Dataset items:
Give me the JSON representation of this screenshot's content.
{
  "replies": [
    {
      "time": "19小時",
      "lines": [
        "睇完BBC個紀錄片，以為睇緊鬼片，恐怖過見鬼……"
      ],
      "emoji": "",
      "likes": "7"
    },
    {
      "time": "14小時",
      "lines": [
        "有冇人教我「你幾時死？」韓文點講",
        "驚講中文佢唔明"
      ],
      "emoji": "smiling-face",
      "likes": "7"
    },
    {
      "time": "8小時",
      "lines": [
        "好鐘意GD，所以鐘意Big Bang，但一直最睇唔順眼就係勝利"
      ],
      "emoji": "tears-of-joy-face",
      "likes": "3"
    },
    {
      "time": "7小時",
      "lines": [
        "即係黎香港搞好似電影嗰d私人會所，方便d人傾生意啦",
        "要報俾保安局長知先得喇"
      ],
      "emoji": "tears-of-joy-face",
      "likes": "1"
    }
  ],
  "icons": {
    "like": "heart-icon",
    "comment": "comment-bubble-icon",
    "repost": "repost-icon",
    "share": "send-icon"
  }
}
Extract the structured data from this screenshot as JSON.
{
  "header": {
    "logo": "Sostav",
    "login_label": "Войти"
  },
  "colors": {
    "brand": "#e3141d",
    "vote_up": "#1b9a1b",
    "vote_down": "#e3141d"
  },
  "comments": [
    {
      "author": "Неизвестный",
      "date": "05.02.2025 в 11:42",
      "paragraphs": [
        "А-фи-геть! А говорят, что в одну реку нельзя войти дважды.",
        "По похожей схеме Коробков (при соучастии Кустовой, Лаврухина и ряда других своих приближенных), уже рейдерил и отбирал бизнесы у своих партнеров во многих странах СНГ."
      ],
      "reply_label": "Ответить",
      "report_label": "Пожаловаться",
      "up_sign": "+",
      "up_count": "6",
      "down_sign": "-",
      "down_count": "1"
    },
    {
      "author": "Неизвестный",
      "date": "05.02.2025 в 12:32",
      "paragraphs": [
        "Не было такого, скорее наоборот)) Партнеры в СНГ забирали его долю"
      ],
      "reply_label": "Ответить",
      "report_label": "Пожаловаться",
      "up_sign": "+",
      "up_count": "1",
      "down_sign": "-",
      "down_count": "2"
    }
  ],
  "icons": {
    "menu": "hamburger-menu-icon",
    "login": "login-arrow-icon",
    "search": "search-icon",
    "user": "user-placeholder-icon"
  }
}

◆ Goal of the exercise ◆
Review the material and copy each line in which the word "JSON" appears.

◆ Correct result ◆
Give me the JSON representation of this screenshot's content.
Extract the structured data from this screenshot as JSON.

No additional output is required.